• **Problem details**
Each line below must be set down exactly; omit any image you find.

Entries with figure data:
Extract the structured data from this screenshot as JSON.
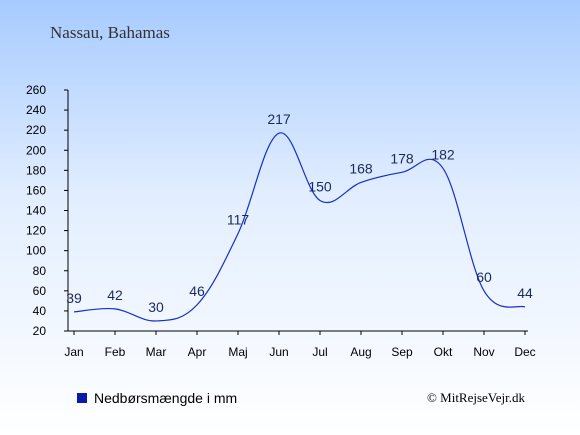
{
  "chart_data": {
    "type": "line",
    "title": "Nassau, Bahamas",
    "categories": [
      "Jan",
      "Feb",
      "Mar",
      "Apr",
      "Maj",
      "Jun",
      "Jul",
      "Aug",
      "Sep",
      "Okt",
      "Nov",
      "Dec"
    ],
    "series": [
      {
        "name": "Nedbørsmængde i mm",
        "values": [
          39,
          42,
          30,
          46,
          117,
          217,
          150,
          168,
          178,
          182,
          60,
          44
        ]
      }
    ],
    "yticks": [
      "260",
      "240",
      "220",
      "200",
      "180",
      "160",
      "140",
      "120",
      "100",
      "80",
      "60",
      "40",
      "20"
    ],
    "ylim": [
      20,
      260
    ],
    "grid": false,
    "line_color": "#1a2ec8",
    "legend_color": "#0a1aa8",
    "legend_position": "bottom-left",
    "credit": "© MitRejseVejr.dk"
  }
}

• **Correct output**
Extract the structured data from this screenshot as JSON.
{
  "chart_data": {
    "type": "line",
    "title": "Nassau, Bahamas",
    "categories": [
      "Jan",
      "Feb",
      "Mar",
      "Apr",
      "Maj",
      "Jun",
      "Jul",
      "Aug",
      "Sep",
      "Okt",
      "Nov",
      "Dec"
    ],
    "series": [
      {
        "name": "Nedbørsmængde i mm",
        "values": [
          39,
          42,
          30,
          46,
          117,
          217,
          150,
          168,
          178,
          182,
          60,
          44
        ]
      }
    ],
    "yticks": [
      "260",
      "240",
      "220",
      "200",
      "180",
      "160",
      "140",
      "120",
      "100",
      "80",
      "60",
      "40",
      "20"
    ],
    "ylim": [
      20,
      260
    ],
    "grid": false,
    "line_color": "#1a2ec8",
    "legend_color": "#0a1aa8",
    "legend_position": "bottom-left",
    "credit": "© MitRejseVejr.dk"
  }
}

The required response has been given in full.